··· Dataset extract

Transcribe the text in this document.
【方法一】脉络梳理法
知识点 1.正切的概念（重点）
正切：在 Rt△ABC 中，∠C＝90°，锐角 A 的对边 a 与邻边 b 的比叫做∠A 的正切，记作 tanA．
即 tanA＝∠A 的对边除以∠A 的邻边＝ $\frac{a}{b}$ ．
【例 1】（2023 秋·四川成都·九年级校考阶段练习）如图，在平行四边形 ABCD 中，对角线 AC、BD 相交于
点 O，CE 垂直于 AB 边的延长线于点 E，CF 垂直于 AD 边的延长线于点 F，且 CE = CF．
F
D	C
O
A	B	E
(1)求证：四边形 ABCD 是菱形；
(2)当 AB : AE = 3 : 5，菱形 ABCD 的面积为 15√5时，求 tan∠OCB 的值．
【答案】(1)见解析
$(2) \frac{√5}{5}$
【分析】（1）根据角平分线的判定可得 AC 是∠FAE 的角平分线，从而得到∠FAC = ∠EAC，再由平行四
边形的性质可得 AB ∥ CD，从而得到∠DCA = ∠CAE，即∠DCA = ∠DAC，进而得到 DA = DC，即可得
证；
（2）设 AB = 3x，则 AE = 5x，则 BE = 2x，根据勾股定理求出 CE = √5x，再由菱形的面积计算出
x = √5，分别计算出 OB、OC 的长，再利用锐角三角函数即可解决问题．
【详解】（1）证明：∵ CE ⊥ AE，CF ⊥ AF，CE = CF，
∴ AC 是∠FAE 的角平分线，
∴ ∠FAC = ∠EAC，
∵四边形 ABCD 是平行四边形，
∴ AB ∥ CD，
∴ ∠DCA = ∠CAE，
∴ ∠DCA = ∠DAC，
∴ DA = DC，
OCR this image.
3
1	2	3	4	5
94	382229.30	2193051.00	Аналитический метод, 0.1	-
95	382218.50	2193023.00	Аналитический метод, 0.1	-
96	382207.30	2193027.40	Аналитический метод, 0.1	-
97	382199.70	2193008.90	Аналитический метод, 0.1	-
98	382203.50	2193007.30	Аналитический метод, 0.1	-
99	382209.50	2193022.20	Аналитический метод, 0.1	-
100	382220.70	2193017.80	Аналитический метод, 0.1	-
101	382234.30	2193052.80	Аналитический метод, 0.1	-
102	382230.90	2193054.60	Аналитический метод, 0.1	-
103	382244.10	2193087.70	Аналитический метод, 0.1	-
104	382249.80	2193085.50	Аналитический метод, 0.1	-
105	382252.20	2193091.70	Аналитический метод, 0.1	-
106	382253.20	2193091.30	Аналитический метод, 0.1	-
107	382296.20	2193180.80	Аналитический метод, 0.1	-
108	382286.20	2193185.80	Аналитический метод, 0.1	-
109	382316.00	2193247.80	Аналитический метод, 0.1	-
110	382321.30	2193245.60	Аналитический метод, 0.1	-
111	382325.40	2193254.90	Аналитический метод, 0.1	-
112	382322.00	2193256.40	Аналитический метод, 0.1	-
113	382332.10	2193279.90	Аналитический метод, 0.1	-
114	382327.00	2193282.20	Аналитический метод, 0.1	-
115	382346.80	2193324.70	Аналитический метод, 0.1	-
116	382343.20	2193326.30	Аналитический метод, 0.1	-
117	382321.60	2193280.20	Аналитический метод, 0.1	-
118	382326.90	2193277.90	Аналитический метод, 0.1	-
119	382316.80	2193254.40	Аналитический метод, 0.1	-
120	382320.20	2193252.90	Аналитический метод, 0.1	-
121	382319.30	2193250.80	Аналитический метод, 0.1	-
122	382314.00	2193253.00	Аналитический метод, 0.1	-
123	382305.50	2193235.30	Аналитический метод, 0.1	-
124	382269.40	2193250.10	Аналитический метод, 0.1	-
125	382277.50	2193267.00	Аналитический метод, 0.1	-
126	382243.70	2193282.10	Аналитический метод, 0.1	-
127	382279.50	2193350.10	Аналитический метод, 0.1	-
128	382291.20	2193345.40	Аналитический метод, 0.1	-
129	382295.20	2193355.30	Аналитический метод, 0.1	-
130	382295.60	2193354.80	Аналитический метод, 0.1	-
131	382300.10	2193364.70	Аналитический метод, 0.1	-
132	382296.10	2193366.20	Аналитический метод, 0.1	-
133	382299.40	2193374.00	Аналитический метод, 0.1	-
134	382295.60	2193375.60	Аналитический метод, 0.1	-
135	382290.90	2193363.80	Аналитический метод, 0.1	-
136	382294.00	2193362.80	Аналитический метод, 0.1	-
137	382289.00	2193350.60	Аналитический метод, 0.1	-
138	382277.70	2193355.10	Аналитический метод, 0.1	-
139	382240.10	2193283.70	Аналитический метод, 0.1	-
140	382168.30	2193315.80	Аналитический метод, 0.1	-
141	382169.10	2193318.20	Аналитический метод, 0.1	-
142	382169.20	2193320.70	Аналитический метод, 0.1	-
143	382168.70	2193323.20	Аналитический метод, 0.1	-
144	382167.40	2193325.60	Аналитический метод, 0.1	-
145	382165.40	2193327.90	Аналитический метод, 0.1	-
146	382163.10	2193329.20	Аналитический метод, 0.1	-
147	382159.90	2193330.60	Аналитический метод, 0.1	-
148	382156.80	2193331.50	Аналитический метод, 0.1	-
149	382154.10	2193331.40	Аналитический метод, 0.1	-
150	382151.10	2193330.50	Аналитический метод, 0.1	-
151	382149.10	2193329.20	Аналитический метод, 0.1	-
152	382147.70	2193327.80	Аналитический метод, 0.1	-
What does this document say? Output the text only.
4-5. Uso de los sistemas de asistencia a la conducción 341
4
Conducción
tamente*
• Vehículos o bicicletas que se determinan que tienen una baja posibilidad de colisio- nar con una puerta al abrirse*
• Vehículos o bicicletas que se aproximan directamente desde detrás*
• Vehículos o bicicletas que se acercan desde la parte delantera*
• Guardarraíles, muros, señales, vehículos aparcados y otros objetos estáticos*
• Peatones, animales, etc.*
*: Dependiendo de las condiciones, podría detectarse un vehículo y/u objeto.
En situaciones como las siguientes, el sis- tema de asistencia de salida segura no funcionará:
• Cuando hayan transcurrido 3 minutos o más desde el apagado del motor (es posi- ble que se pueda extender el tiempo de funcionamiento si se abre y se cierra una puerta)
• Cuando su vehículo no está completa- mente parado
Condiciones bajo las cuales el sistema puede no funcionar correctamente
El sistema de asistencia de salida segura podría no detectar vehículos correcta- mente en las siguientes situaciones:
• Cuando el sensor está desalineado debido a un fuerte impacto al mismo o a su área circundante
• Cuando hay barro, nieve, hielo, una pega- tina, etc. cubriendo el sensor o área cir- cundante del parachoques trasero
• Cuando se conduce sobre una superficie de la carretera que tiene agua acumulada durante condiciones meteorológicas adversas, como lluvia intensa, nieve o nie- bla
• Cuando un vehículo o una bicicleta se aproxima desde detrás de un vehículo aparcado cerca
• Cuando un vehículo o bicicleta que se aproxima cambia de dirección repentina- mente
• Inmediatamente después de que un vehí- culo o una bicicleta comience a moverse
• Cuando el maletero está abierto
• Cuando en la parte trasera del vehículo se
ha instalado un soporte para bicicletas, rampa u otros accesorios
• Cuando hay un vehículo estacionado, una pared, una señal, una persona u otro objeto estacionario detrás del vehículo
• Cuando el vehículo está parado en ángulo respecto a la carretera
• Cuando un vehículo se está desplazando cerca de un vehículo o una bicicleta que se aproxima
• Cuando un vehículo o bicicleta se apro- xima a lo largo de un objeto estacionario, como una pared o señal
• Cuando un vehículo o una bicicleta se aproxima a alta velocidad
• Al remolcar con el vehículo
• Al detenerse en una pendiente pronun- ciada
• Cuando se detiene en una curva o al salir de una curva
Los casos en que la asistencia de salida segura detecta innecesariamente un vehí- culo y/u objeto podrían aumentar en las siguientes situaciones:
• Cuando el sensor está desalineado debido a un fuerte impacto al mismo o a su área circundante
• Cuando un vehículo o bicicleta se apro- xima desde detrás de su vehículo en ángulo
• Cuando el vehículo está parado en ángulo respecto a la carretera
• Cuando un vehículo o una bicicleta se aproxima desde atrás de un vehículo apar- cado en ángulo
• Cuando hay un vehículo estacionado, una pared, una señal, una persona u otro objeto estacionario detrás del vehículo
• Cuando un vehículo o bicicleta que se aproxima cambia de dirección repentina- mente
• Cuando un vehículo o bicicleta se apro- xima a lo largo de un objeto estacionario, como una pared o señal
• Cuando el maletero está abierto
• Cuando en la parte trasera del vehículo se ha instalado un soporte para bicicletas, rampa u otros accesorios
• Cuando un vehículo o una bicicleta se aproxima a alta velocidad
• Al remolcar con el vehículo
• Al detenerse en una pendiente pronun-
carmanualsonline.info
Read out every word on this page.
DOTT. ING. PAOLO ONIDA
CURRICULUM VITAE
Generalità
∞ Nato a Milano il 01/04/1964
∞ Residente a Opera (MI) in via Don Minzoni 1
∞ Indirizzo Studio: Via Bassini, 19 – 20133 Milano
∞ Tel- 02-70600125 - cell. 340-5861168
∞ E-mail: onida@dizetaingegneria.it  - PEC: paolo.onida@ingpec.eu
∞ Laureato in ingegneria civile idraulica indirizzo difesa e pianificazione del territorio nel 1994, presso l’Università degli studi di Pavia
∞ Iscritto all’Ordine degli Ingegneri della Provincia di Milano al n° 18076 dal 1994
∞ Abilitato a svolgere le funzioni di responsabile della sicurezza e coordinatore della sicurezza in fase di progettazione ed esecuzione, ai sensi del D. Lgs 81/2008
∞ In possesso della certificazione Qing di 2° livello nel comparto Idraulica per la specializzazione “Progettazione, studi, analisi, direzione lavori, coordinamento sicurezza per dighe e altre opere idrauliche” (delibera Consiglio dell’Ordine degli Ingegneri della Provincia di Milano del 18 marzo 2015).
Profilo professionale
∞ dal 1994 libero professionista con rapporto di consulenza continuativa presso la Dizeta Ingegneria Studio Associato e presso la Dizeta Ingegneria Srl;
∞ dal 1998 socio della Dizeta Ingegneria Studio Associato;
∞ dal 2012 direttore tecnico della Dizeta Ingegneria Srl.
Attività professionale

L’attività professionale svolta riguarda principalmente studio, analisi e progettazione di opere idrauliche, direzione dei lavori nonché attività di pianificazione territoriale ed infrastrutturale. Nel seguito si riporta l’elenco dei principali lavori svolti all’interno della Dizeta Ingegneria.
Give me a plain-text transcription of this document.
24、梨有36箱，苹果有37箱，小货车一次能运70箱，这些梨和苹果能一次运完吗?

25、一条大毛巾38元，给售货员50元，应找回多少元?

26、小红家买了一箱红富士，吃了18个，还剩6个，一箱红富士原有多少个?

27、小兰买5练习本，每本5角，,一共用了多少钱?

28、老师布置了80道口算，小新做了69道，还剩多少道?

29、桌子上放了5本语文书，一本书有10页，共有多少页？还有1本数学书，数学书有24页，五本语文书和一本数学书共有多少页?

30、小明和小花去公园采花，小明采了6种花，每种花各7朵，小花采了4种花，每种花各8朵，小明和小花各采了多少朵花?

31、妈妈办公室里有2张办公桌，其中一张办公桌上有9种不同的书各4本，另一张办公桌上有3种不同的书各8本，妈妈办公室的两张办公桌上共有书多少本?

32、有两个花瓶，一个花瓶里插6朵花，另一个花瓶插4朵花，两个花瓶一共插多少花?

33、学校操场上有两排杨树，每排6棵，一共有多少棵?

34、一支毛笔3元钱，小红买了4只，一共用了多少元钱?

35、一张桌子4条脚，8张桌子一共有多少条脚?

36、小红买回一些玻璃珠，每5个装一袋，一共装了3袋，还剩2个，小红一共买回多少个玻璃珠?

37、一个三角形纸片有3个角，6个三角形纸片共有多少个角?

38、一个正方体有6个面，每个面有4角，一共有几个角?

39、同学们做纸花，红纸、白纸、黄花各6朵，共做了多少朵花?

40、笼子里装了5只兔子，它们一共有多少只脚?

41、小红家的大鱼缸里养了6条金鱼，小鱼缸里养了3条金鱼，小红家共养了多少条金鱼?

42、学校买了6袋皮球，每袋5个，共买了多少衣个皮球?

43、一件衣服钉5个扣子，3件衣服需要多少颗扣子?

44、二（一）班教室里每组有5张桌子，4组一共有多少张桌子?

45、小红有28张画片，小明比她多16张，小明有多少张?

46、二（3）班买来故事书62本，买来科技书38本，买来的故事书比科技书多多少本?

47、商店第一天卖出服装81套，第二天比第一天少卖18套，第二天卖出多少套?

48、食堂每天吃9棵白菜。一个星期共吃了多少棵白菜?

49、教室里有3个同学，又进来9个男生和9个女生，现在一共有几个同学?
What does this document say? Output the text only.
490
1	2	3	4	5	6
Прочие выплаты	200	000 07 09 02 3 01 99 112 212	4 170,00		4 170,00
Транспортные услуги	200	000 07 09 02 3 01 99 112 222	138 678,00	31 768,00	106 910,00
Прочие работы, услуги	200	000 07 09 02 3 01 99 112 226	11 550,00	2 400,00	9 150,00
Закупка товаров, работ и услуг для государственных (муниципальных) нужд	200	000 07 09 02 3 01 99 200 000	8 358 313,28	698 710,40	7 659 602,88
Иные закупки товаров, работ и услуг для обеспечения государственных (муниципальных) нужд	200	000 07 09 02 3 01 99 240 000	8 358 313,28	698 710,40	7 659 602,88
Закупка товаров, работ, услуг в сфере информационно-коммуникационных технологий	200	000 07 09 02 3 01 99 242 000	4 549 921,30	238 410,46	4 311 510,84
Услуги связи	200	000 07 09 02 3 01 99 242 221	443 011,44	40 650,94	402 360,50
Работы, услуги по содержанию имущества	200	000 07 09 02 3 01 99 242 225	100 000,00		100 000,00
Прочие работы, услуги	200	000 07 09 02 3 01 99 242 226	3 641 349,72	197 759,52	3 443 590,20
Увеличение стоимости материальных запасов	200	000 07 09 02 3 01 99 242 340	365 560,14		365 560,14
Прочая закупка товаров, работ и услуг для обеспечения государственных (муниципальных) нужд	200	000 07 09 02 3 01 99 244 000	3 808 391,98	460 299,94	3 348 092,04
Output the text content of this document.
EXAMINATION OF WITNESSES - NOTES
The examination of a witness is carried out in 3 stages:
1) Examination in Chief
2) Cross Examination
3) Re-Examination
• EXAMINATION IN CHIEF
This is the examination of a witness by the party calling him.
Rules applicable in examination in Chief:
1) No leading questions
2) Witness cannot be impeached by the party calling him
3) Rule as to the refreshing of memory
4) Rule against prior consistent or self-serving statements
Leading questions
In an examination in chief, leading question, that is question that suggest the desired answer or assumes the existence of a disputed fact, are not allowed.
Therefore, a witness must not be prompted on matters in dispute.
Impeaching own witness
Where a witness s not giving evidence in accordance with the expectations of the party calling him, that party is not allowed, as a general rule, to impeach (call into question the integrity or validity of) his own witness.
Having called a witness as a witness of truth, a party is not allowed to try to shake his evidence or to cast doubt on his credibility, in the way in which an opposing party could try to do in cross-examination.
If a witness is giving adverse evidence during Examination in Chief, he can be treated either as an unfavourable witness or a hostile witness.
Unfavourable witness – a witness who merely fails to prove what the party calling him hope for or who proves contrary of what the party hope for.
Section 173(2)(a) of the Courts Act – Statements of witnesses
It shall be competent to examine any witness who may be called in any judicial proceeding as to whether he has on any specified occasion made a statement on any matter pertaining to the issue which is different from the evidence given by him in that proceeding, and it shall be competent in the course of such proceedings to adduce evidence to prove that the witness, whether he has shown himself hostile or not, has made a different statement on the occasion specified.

······

Work required: Copy out every line of the listing that includes the string "Ordine".

Correct response:
∞ Iscritto all’Ordine degli Ingegneri della Provincia di Milano al n° 18076 dal 1994
∞ In possesso della certificazione Qing di 2° livello nel comparto Idraulica per la specializzazione “Progettazione, studi, analisi, direzione lavori, coordinamento sicurezza per dighe e altre opere idrauliche” (delibera Consiglio dell’Ordine degli Ingegneri della Provincia di Milano del 18 marzo 2015).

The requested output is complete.